Your task is to reproduce the entries below word for word.
-- Start of RECORDED INFORMATION --
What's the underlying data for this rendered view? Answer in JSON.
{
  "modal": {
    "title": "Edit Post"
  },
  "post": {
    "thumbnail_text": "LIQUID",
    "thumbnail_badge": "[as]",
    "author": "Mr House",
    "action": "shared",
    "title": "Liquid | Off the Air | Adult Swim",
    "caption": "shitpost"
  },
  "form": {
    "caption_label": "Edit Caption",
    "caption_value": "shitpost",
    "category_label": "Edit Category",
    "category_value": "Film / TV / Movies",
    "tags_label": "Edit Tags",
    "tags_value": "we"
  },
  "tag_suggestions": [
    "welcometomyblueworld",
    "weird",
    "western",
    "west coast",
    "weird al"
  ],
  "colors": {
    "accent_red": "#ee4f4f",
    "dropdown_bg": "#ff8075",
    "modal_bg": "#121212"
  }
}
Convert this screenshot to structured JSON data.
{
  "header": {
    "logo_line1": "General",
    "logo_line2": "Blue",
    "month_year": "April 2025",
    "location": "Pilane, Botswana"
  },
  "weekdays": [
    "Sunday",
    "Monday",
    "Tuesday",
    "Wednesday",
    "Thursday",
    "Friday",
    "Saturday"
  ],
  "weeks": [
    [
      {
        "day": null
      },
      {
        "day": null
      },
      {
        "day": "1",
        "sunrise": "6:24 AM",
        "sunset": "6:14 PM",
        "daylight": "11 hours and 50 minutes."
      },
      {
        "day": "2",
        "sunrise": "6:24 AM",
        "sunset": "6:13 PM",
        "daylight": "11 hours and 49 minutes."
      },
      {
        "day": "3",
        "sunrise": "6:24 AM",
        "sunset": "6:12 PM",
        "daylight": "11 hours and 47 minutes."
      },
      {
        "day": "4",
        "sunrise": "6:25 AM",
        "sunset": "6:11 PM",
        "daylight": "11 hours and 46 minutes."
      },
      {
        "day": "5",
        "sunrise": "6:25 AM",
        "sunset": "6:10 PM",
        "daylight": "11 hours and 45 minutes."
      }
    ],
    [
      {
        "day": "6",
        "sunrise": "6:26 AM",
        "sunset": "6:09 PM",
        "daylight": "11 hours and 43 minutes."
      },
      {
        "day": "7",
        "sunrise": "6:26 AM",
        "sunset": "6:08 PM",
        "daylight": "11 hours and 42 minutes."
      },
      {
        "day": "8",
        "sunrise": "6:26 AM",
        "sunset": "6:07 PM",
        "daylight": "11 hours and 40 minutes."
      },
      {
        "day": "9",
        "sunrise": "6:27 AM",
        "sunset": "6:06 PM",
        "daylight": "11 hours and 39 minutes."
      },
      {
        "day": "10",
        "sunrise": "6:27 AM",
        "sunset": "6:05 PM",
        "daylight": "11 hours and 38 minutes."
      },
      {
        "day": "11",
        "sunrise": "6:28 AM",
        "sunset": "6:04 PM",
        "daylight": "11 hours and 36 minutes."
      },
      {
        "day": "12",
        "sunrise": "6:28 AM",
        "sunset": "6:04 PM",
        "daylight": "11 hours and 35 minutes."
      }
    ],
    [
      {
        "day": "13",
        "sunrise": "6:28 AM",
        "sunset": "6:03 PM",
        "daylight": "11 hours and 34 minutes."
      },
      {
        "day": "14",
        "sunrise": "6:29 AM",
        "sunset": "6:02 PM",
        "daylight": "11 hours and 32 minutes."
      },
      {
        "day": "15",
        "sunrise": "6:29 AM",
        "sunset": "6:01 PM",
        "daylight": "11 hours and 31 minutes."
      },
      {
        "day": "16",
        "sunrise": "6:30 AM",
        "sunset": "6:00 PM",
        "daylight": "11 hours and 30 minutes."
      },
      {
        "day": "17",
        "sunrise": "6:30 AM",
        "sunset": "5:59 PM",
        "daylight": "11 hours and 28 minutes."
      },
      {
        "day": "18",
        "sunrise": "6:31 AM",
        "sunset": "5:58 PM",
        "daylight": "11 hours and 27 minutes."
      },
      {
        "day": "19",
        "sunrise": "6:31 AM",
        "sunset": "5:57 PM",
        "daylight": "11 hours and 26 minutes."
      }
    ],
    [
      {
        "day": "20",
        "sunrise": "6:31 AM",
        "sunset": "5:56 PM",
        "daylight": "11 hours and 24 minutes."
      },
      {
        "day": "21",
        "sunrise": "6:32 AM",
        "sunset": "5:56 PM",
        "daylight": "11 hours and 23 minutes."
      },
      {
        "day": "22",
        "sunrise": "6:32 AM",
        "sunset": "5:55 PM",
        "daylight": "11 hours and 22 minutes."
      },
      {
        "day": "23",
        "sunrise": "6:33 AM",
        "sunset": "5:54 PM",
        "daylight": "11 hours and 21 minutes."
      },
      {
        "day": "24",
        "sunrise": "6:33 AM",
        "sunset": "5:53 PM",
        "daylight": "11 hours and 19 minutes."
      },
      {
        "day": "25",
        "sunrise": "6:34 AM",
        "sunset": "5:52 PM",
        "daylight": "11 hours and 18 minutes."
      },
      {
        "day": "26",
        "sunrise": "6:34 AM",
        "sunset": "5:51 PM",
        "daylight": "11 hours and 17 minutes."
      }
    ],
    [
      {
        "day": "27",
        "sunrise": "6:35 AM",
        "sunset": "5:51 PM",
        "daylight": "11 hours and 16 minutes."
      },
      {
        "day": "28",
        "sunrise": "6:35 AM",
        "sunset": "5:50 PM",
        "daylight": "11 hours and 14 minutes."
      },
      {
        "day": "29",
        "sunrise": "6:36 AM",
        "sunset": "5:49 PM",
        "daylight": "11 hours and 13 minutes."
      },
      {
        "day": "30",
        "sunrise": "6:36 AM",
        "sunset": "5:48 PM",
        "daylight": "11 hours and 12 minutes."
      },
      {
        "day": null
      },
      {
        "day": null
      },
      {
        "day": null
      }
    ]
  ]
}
-- End of RECORDED INFORMATION --
COMPLETED TASK.
What's the underlying data for this rendered view? Answer in JSON.
{
  "modal": {
    "title": "Edit Post"
  },
  "post": {
    "thumbnail_text": "LIQUID",
    "thumbnail_badge": "[as]",
    "author": "Mr House",
    "action": "shared",
    "title": "Liquid | Off the Air | Adult Swim",
    "caption": "shitpost"
  },
  "form": {
    "caption_label": "Edit Caption",
    "caption_value": "shitpost",
    "category_label": "Edit Category",
    "category_value": "Film / TV / Movies",
    "tags_label": "Edit Tags",
    "tags_value": "we"
  },
  "tag_suggestions": [
    "welcometomyblueworld",
    "weird",
    "western",
    "west coast",
    "weird al"
  ],
  "colors": {
    "accent_red": "#ee4f4f",
    "dropdown_bg": "#ff8075",
    "modal_bg": "#121212"
  }
}
Convert this screenshot to structured JSON data.
{
  "header": {
    "logo_line1": "General",
    "logo_line2": "Blue",
    "month_year": "April 2025",
    "location": "Pilane, Botswana"
  },
  "weekdays": [
    "Sunday",
    "Monday",
    "Tuesday",
    "Wednesday",
    "Thursday",
    "Friday",
    "Saturday"
  ],
  "weeks": [
    [
      {
        "day": null
      },
      {
        "day": null
      },
      {
        "day": "1",
        "sunrise": "6:24 AM",
        "sunset": "6:14 PM",
        "daylight": "11 hours and 50 minutes."
      },
      {
        "day": "2",
        "sunrise": "6:24 AM",
        "sunset": "6:13 PM",
        "daylight": "11 hours and 49 minutes."
      },
      {
        "day": "3",
        "sunrise": "6:24 AM",
        "sunset": "6:12 PM",
        "daylight": "11 hours and 47 minutes."
      },
      {
        "day": "4",
        "sunrise": "6:25 AM",
        "sunset": "6:11 PM",
        "daylight": "11 hours and 46 minutes."
      },
      {
        "day": "5",
        "sunrise": "6:25 AM",
        "sunset": "6:10 PM",
        "daylight": "11 hours and 45 minutes."
      }
    ],
    [
      {
        "day": "6",
        "sunrise": "6:26 AM",
        "sunset": "6:09 PM",
        "daylight": "11 hours and 43 minutes."
      },
      {
        "day": "7",
        "sunrise": "6:26 AM",
        "sunset": "6:08 PM",
        "daylight": "11 hours and 42 minutes."
      },
      {
        "day": "8",
        "sunrise": "6:26 AM",
        "sunset": "6:07 PM",
        "daylight": "11 hours and 40 minutes."
      },
      {
        "day": "9",
        "sunrise": "6:27 AM",
        "sunset": "6:06 PM",
        "daylight": "11 hours and 39 minutes."
      },
      {
        "day": "10",
        "sunrise": "6:27 AM",
        "sunset": "6:05 PM",
        "daylight": "11 hours and 38 minutes."
      },
      {
        "day": "11",
        "sunrise": "6:28 AM",
        "sunset": "6:04 PM",
        "daylight": "11 hours and 36 minutes."
      },
      {
        "day": "12",
        "sunrise": "6:28 AM",
        "sunset": "6:04 PM",
        "daylight": "11 hours and 35 minutes."
      }
    ],
    [
      {
        "day": "13",
        "sunrise": "6:28 AM",
        "sunset": "6:03 PM",
        "daylight": "11 hours and 34 minutes."
      },
      {
        "day": "14",
        "sunrise": "6:29 AM",
        "sunset": "6:02 PM",
        "daylight": "11 hours and 32 minutes."
      },
      {
        "day": "15",
        "sunrise": "6:29 AM",
        "sunset": "6:01 PM",
        "daylight": "11 hours and 31 minutes."
      },
      {
        "day": "16",
        "sunrise": "6:30 AM",
        "sunset": "6:00 PM",
        "daylight": "11 hours and 30 minutes."
      },
      {
        "day": "17",
        "sunrise": "6:30 AM",
        "sunset": "5:59 PM",
        "daylight": "11 hours and 28 minutes."
      },
      {
        "day": "18",
        "sunrise": "6:31 AM",
        "sunset": "5:58 PM",
        "daylight": "11 hours and 27 minutes."
      },
      {
        "day": "19",
        "sunrise": "6:31 AM",
        "sunset": "5:57 PM",
        "daylight": "11 hours and 26 minutes."
      }
    ],
    [
      {
        "day": "20",
        "sunrise": "6:31 AM",
        "sunset": "5:56 PM",
        "daylight": "11 hours and 24 minutes."
      },
      {
        "day": "21",
        "sunrise": "6:32 AM",
        "sunset": "5:56 PM",
        "daylight": "11 hours and 23 minutes."
      },
      {
        "day": "22",
        "sunrise": "6:32 AM",
        "sunset": "5:55 PM",
        "daylight": "11 hours and 22 minutes."
      },
      {
        "day": "23",
        "sunrise": "6:33 AM",
        "sunset": "5:54 PM",
        "daylight": "11 hours and 21 minutes."
      },
      {
        "day": "24",
        "sunrise": "6:33 AM",
        "sunset": "5:53 PM",
        "daylight": "11 hours and 19 minutes."
      },
      {
        "day": "25",
        "sunrise": "6:34 AM",
        "sunset": "5:52 PM",
        "daylight": "11 hours and 18 minutes."
      },
      {
        "day": "26",
        "sunrise": "6:34 AM",
        "sunset": "5:51 PM",
        "daylight": "11 hours and 17 minutes."
      }
    ],
    [
      {
        "day": "27",
        "sunrise": "6:35 AM",
        "sunset": "5:51 PM",
        "daylight": "11 hours and 16 minutes."
      },
      {
        "day": "28",
        "sunrise": "6:35 AM",
        "sunset": "5:50 PM",
        "daylight": "11 hours and 14 minutes."
      },
      {
        "day": "29",
        "sunrise": "6:36 AM",
        "sunset": "5:49 PM",
        "daylight": "11 hours and 13 minutes."
      },
      {
        "day": "30",
        "sunrise": "6:36 AM",
        "sunset": "5:48 PM",
        "daylight": "11 hours and 12 minutes."
      },
      {
        "day": null
      },
      {
        "day": null
      },
      {
        "day": null
      }
    ]
  ]
}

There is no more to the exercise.